- **EXTRACT**
· · · ·
Tuesday, April 23, 2013

Friends Remember Maureen Woods


Wendy Newman
"It is very difficult for me to write about Maureen, a professional colleague who became a close personal friend.  Her contributions as a library leader have been many and lasting – locally, where she served local and regional systems in Saskatchewan; provincially, as a leader of ground-breaking provincial planning and implementation in SK, AB, and BC; and nationally, as a leader of PTLDC at a time of national collaborative visioning.  Always she showed the same strengths in her approach – identify and listen to the stakeholders, do the research, build community, work collaboratively, understand the priorities of the decision-makers and reflect them back, avoid narrowness and partisanship, and above all, think big.   She was the best “translator” of government to libraries and libraries to government that I ever worked with.  It is so evident in the BC strategic plan, which takes the premier’s focus on literacy and crafts an action plan to make things happen through libraries, and in the planning work of SILS, to lever the existing achievement and soar to the next level.  As a guest lecturer in my course, she took a personal interest in the aspirations of each student and she shared her principles of working with government with great generosity and enthusiasm.  She was intentionally inclusive and fiercely loyal, and she never forgot a friend.   She had great personal style, passion, and charisma.    Having created an enduring personal and professional legacy, she will remain with us."  

"the same Moe inside - courageous, spirited, loyal, and good-hearted" 

Stan Squires 

"Her enthusiasm and genuine passion for libraries is what I will always remember. She was always the life of the old PTLDC."
 


David Ryland - Victoria BC 

"As Maureen’s administrative assistant while she was Director of the Public Library Services Branch in British Columbia, I was privy to a lot in my time with her. My first recollection was those red, round-rimmed plastic glasses she sported – that and fact she drove a two-seater RAV4. This made me a bit wary. What has HR done to me! But I soon came to see those were simply Maureen’s way of letting anyone know that this is what you are getting – it’s unfiltered and I own it and if you don’t like it – tough. Oh, and those who expect the workplace to be an expletive-free zone should seek cover immediately.
 

But Maureen’s tireless, no-bull work style was a constant companion to an honest, generous, and caring personal manner that I witnessed more times than I can count. She helped others with abandon, and on more than one occasion showed the kind of compassion to me and my family one rarely would expect to see from a co-worker, let alone a boss.
 

We are very sad in our household right now, but it is tempered by how grateful we are to have had Maureen in our lives for the time we did."

Irene Geng, FVRL 

"Threats to the provincial government's public library funding were a major concern because of the economic downturn that turned the world upside down in 2008-2009. Maureen was a key influencer in helping BC's libraries dialogue with the Province about the value of provincial funding...and maintaining provincial funding.

As part of a farewell gift to Maureen, we compiled a  list for her titled "My Legacy of Moe-isms" and included 10 of Maureen's most commonly-used phrases. Perhaps you'll recognize some of them...and remember the twinkle in her eye when she said them.

  • Cheeky monkey
  • The C place (Coquitlam)
  • Say words
  • Ya think?
  • Did I say that out loud?
  • I just sit at my desk and eat bonbons
  • Let's go into my office and be important
  • Protect our phoney baloney jobs
  • Not so much
  • We live with hope

Maureen was our CEO only from November 12, 2008 to September 15, 2009. Even so, she led FVRL with distinction, made wise decisions, motivated action, implemented change, and lived life with passion. We count ourselves privileged to have known and worked with her.
· · · ·
- **BRIEF A**
In the tributes to Maureen Woods, what were the dates of her time as CEO of FVRL?
· · · ·
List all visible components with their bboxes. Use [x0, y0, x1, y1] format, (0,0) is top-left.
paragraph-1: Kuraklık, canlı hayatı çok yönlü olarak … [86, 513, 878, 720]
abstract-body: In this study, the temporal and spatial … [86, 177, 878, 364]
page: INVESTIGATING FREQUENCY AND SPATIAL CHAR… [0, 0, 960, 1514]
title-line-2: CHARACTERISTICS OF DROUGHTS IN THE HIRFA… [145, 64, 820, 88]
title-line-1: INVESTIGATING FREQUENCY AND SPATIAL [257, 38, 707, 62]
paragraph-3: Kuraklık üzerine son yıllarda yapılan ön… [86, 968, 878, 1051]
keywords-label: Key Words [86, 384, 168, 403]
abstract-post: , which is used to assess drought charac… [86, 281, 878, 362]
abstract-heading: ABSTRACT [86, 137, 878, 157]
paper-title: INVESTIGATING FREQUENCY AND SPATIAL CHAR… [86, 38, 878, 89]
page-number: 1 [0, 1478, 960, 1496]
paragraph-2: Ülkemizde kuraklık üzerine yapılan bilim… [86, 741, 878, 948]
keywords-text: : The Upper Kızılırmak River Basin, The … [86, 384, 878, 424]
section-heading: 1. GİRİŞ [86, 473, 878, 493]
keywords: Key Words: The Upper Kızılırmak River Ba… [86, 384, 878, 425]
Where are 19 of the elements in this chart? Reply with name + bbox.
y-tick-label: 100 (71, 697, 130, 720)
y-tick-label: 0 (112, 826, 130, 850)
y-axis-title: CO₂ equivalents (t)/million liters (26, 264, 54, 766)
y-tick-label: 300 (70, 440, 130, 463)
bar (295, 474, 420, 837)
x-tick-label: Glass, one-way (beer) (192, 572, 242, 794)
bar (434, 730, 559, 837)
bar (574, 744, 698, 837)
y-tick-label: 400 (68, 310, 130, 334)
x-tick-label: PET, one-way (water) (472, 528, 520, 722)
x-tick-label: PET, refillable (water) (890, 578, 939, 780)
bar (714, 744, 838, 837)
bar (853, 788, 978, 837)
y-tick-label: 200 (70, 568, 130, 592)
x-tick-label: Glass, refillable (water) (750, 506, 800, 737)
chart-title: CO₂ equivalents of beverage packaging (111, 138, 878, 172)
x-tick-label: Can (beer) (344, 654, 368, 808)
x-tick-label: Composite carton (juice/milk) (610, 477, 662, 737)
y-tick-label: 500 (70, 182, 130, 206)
· · · ·
- **BRIEF B**
Write out the records again, from their first line through the line with "title-line-1: INVESTIGATING FREQUENCY". Include both of those lines.

- **FINAL ANSWER A**
She was CEO of FVRL from November 12, 2008 to September 15, 2009.

- **FINAL ANSWER B**
List all visible components with their bboxes. Use [x0, y0, x1, y1] format, (0,0) is top-left.
paragraph-1: Kuraklık, canlı hayatı çok yönlü olarak … [86, 513, 878, 720]
abstract-body: In this study, the temporal and spatial … [86, 177, 878, 364]
page: INVESTIGATING FREQUENCY AND SPATIAL CHAR… [0, 0, 960, 1514]
title-line-2: CHARACTERISTICS OF DROUGHTS IN THE HIRFA… [145, 64, 820, 88]
title-line-1: INVESTIGATING FREQUENCY AND SPATIAL [257, 38, 707, 62]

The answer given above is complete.